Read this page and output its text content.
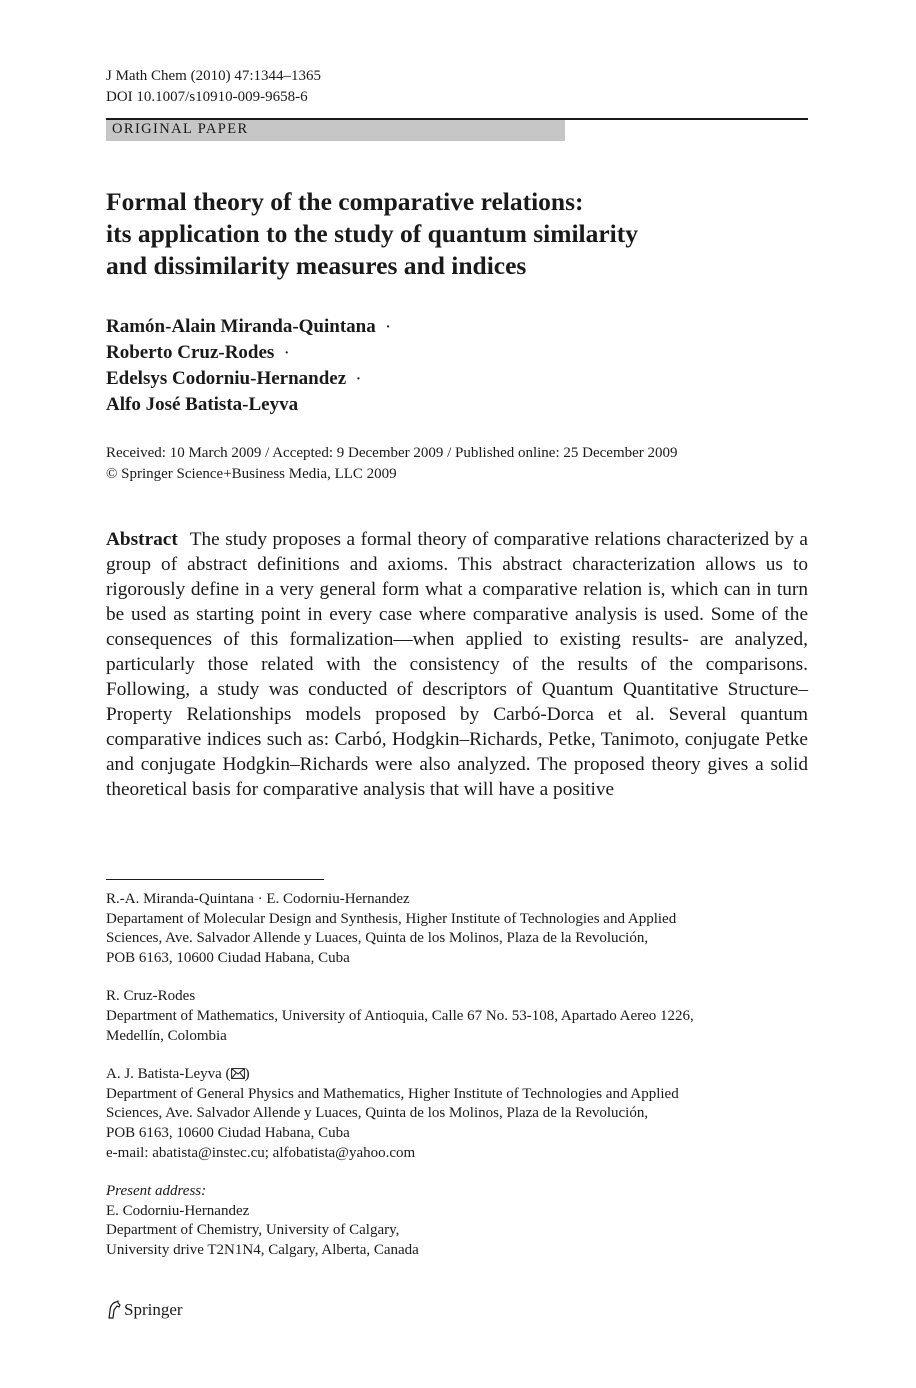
J Math Chem (2010) 47:1344–1365
DOI 10.1007/s10910-009-9658-6
ORIGINAL PAPER
Formal theory of the comparative relations:
its application to the study of quantum similarity
and dissimilarity measures and indices
Ramón-Alain Miranda-Quintana ·
Roberto Cruz-Rodes ·
Edelsys Codorniu-Hernandez ·
Alfo José Batista-Leyva
Received: 10 March 2009 / Accepted: 9 December 2009 / Published online: 25 December 2009
© Springer Science+Business Media, LLC 2009
Abstract The study proposes a formal theory of comparative relations characterized by a group of abstract definitions and axioms. This abstract characterization allows us to rigorously define in a very general form what a comparative relation is, which can in turn be used as starting point in every case where comparative analysis is used. Some of the consequences of this formalization—when applied to existing results- are analyzed, particularly those related with the consistency of the results of the comparisons. Following, a study was conducted of descriptors of Quantum Quantitative Structure–Property Relationships models proposed by Carbó-Dorca et al. Several quantum comparative indices such as: Carbó, Hodgkin–Richards, Petke, Tanimoto, conjugate Petke and conjugate Hodgkin–Richards were also analyzed. The proposed theory gives a solid theoretical basis for comparative analysis that will have a positive
R.-A. Miranda-Quintana · E. Codorniu-Hernandez
Departament of Molecular Design and Synthesis, Higher Institute of Technologies and Applied
Sciences, Ave. Salvador Allende y Luaces, Quinta de los Molinos, Plaza de la Revolución,
POB 6163, 10600 Ciudad Habana, Cuba
R. Cruz-Rodes
Department of Mathematics, University of Antioquia, Calle 67 No. 53-108, Apartado Aereo 1226,
Medellín, Colombia
A. J. Batista-Leyva ( )
Department of General Physics and Mathematics, Higher Institute of Technologies and Applied
Sciences, Ave. Salvador Allende y Luaces, Quinta de los Molinos, Plaza de la Revolución,
POB 6163, 10600 Ciudad Habana, Cuba
e-mail: abatista@instec.cu; alfobatista@yahoo.com
Present address:
E. Codorniu-Hernandez
Department of Chemistry, University of Calgary,
University drive T2N1N4, Calgary, Alberta, Canada
Springer
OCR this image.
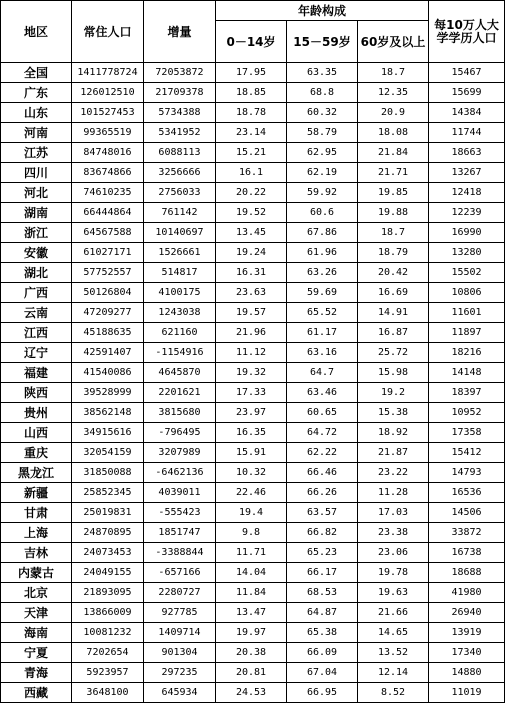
地区	常住人口	增量	年龄构成			每10万人大学学历人口
			0－14岁	15－59岁	60岁及以上	
全国	1411778724	72053872	17.95	63.35	18.7	15467
广东	126012510	21709378	18.85	68.8	12.35	15699
山东	101527453	5734388	18.78	60.32	20.9	14384
河南	99365519	5341952	23.14	58.79	18.08	11744
江苏	84748016	6088113	15.21	62.95	21.84	18663
四川	83674866	3256666	16.1	62.19	21.71	13267
河北	74610235	2756033	20.22	59.92	19.85	12418
湖南	66444864	761142	19.52	60.6	19.88	12239
浙江	64567588	10140697	13.45	67.86	18.7	16990
安徽	61027171	1526661	19.24	61.96	18.79	13280
湖北	57752557	514817	16.31	63.26	20.42	15502
广西	50126804	4100175	23.63	59.69	16.69	10806
云南	47209277	1243038	19.57	65.52	14.91	11601
江西	45188635	621160	21.96	61.17	16.87	11897
辽宁	42591407	-1154916	11.12	63.16	25.72	18216
福建	41540086	4645870	19.32	64.7	15.98	14148
陕西	39528999	2201621	17.33	63.46	19.2	18397
贵州	38562148	3815680	23.97	60.65	15.38	10952
山西	34915616	-796495	16.35	64.72	18.92	17358
重庆	32054159	3207989	15.91	62.22	21.87	15412
黑龙江	31850088	-6462136	10.32	66.46	23.22	14793
新疆	25852345	4039011	22.46	66.26	11.28	16536
甘肃	25019831	-555423	19.4	63.57	17.03	14506
上海	24870895	1851747	9.8	66.82	23.38	33872
吉林	24073453	-3388844	11.71	65.23	23.06	16738
内蒙古	24049155	-657166	14.04	66.17	19.78	18688
北京	21893095	2280727	11.84	68.53	19.63	41980
天津	13866009	927785	13.47	64.87	21.66	26940
海南	10081232	1409714	19.97	65.38	14.65	13919
宁夏	7202654	901304	20.38	66.09	13.52	17340
青海	5923957	297235	20.81	67.04	12.14	14880
西藏	3648100	645934	24.53	66.95	8.52	11019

:::

Goal:
Skip the pictures, then retype every line above exactly.

Complete output:
Read this page and output its text content.
J Math Chem (2010) 47:1344–1365
DOI 10.1007/s10910-009-9658-6
ORIGINAL PAPER
Formal theory of the comparative relations:
its application to the study of quantum similarity
and dissimilarity measures and indices
Ramón-Alain Miranda-Quintana ·
Roberto Cruz-Rodes ·
Edelsys Codorniu-Hernandez ·
Alfo José Batista-Leyva
Received: 10 March 2009 / Accepted: 9 December 2009 / Published online: 25 December 2009
© Springer Science+Business Media, LLC 2009
Abstract The study proposes a formal theory of comparative relations characterized by a group of abstract definitions and axioms. This abstract characterization allows us to rigorously define in a very general form what a comparative relation is, which can in turn be used as starting point in every case where comparative analysis is used. Some of the consequences of this formalization—when applied to existing results- are analyzed, particularly those related with the consistency of the results of the comparisons. Following, a study was conducted of descriptors of Quantum Quantitative Structure–Property Relationships models proposed by Carbó-Dorca et al. Several quantum comparative indices such as: Carbó, Hodgkin–Richards, Petke, Tanimoto, conjugate Petke and conjugate Hodgkin–Richards were also analyzed. The proposed theory gives a solid theoretical basis for comparative analysis that will have a positive
R.-A. Miranda-Quintana · E. Codorniu-Hernandez
Departament of Molecular Design and Synthesis, Higher Institute of Technologies and Applied
Sciences, Ave. Salvador Allende y Luaces, Quinta de los Molinos, Plaza de la Revolución,
POB 6163, 10600 Ciudad Habana, Cuba
R. Cruz-Rodes
Department of Mathematics, University of Antioquia, Calle 67 No. 53-108, Apartado Aereo 1226,
Medellín, Colombia
A. J. Batista-Leyva ( )
Department of General Physics and Mathematics, Higher Institute of Technologies and Applied
Sciences, Ave. Salvador Allende y Luaces, Quinta de los Molinos, Plaza de la Revolución,
POB 6163, 10600 Ciudad Habana, Cuba
e-mail: abatista@instec.cu; alfobatista@yahoo.com
Present address:
E. Codorniu-Hernandez
Department of Chemistry, University of Calgary,
University drive T2N1N4, Calgary, Alberta, Canada
Springer
OCR this image.
地区	常住人口	增量	年龄构成			每10万人大学学历人口
			0－14岁	15－59岁	60岁及以上	
全国	1411778724	72053872	17.95	63.35	18.7	15467
广东	126012510	21709378	18.85	68.8	12.35	15699
山东	101527453	5734388	18.78	60.32	20.9	14384
河南	99365519	5341952	23.14	58.79	18.08	11744
江苏	84748016	6088113	15.21	62.95	21.84	18663
四川	83674866	3256666	16.1	62.19	21.71	13267
河北	74610235	2756033	20.22	59.92	19.85	12418
湖南	66444864	761142	19.52	60.6	19.88	12239
浙江	64567588	10140697	13.45	67.86	18.7	16990
安徽	61027171	1526661	19.24	61.96	18.79	13280
湖北	57752557	514817	16.31	63.26	20.42	15502
广西	50126804	4100175	23.63	59.69	16.69	10806
云南	47209277	1243038	19.57	65.52	14.91	11601
江西	45188635	621160	21.96	61.17	16.87	11897
辽宁	42591407	-1154916	11.12	63.16	25.72	18216
福建	41540086	4645870	19.32	64.7	15.98	14148
陕西	39528999	2201621	17.33	63.46	19.2	18397
贵州	38562148	3815680	23.97	60.65	15.38	10952
山西	34915616	-796495	16.35	64.72	18.92	17358
重庆	32054159	3207989	15.91	62.22	21.87	15412
黑龙江	31850088	-6462136	10.32	66.46	23.22	14793
新疆	25852345	4039011	22.46	66.26	11.28	16536
甘肃	25019831	-555423	19.4	63.57	17.03	14506
上海	24870895	1851747	9.8	66.82	23.38	33872
吉林	24073453	-3388844	11.71	65.23	23.06	16738
内蒙古	24049155	-657166	14.04	66.17	19.78	18688
北京	21893095	2280727	11.84	68.53	19.63	41980
天津	13866009	927785	13.47	64.87	21.66	26940
海南	10081232	1409714	19.97	65.38	14.65	13919
宁夏	7202654	901304	20.38	66.09	13.52	17340
青海	5923957	297235	20.81	67.04	12.14	14880
西藏	3648100	645934	24.53	66.95	8.52	11019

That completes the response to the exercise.